» **Task brief**
State only how many lines below include the string "Hight".
□ □ □ □ □ □ □
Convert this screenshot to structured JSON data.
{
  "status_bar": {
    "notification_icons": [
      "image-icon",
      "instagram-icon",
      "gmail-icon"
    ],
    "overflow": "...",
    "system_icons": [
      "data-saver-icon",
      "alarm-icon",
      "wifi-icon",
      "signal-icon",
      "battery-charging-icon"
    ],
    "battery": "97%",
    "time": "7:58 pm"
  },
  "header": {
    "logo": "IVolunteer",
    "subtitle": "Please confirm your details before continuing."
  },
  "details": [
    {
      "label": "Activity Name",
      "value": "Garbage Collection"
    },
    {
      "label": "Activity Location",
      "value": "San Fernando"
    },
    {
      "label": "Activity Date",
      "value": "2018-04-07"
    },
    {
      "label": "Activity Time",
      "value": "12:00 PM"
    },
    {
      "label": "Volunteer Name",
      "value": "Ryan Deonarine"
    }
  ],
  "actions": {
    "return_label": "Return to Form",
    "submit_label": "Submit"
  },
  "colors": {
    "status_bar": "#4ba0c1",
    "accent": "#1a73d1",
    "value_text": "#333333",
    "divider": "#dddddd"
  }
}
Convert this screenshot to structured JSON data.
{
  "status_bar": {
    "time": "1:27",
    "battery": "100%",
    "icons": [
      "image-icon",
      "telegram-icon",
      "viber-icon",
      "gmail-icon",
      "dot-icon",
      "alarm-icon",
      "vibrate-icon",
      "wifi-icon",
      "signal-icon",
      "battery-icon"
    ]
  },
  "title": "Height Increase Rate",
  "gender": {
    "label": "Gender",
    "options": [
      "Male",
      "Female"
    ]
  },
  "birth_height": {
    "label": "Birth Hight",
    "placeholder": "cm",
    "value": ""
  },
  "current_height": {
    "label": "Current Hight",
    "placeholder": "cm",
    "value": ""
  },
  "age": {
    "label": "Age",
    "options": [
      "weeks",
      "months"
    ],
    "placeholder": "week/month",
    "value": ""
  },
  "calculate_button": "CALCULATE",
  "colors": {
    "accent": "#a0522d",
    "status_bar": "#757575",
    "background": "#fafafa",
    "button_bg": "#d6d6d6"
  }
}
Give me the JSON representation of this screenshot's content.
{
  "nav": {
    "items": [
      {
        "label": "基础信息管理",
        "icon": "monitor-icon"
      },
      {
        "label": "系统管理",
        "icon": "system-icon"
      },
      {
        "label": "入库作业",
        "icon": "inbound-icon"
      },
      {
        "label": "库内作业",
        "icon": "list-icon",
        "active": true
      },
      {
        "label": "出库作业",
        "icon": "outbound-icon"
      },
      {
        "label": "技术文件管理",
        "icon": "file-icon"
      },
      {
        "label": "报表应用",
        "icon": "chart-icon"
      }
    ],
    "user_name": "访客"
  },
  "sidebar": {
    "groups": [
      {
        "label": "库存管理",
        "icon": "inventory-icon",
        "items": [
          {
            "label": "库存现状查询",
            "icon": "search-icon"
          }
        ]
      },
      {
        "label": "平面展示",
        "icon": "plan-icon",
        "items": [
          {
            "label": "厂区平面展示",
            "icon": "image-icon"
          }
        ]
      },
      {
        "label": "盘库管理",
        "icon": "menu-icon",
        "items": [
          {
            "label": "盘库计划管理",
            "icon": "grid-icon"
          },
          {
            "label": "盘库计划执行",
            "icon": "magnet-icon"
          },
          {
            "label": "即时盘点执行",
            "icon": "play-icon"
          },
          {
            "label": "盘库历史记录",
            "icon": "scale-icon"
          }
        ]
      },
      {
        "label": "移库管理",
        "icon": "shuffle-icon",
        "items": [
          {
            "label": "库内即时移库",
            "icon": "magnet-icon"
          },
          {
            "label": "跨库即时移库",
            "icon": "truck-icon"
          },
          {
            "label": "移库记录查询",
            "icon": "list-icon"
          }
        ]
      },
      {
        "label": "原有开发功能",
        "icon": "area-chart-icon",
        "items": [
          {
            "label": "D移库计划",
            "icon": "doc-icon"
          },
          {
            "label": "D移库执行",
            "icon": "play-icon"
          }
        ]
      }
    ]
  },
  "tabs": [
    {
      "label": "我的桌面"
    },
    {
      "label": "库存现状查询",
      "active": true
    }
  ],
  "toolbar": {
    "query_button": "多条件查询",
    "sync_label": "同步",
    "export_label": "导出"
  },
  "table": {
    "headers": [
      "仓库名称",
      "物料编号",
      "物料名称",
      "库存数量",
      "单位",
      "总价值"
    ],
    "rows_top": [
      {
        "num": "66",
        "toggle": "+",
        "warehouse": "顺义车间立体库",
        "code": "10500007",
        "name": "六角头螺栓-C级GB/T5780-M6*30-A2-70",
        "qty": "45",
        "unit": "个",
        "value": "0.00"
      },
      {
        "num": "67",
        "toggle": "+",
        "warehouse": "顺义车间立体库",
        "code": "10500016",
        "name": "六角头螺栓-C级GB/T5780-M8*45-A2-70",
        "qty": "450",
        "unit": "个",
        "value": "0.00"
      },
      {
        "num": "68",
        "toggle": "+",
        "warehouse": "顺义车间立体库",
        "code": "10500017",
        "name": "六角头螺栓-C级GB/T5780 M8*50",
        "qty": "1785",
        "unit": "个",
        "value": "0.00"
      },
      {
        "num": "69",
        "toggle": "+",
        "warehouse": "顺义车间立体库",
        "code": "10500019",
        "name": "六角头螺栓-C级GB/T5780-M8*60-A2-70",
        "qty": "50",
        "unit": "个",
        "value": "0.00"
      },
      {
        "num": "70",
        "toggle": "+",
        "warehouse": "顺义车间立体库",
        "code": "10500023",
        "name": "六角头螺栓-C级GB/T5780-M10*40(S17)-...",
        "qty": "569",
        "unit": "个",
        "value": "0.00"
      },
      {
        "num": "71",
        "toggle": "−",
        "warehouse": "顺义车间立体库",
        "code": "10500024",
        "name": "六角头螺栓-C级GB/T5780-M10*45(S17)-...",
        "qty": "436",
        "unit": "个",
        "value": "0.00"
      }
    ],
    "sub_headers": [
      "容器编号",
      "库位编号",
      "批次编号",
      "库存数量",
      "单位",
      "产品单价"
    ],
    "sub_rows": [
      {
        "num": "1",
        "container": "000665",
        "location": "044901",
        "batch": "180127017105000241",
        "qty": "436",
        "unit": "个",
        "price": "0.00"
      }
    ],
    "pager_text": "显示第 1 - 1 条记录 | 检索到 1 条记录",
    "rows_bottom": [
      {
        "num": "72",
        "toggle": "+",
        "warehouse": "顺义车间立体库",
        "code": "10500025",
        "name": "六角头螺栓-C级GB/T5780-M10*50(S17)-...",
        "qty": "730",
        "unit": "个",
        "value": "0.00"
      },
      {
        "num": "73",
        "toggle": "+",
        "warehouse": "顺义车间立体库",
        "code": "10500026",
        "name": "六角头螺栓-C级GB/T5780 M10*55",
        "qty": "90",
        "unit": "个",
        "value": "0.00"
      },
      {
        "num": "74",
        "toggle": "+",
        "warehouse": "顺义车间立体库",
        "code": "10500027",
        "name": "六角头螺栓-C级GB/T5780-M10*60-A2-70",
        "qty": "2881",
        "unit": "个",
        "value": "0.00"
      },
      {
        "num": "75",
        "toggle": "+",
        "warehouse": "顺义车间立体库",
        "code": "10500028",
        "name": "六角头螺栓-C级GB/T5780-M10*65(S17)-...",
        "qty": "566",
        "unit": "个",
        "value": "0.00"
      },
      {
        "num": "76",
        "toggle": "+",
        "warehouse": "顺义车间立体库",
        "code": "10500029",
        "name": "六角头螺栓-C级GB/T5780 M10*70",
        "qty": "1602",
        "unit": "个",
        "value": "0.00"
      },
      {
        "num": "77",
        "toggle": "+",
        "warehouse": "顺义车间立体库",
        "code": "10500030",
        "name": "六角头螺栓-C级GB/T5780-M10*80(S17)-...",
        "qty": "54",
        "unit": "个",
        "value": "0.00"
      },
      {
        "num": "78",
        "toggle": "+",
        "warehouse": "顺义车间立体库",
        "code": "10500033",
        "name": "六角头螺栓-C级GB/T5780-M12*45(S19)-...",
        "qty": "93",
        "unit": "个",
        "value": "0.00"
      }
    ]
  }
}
□ □ □ □ □ □ □
» **Full response**
2